WHAT TO WORK ON
Copy out lines with the word "title" from the material that follows.

Structured figure records
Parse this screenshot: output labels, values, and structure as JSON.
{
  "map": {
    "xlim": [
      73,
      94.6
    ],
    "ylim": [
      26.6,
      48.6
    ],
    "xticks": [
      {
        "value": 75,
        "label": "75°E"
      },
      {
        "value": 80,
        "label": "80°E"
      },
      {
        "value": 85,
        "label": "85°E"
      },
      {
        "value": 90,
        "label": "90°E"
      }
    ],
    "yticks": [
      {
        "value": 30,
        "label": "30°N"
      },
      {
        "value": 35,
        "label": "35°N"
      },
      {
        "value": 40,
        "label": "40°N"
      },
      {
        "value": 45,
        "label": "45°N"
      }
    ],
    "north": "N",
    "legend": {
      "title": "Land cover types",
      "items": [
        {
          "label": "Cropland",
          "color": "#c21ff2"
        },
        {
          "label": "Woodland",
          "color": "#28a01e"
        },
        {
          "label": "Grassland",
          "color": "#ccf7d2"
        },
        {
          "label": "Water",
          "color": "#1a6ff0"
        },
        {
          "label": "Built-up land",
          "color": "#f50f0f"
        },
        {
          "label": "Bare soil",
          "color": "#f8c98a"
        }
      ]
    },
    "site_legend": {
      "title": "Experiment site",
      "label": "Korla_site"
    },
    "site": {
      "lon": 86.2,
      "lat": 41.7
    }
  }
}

ANSWER FOR THIS EXERCISE
      "title": "Land cover types",
      "title": "Experiment site",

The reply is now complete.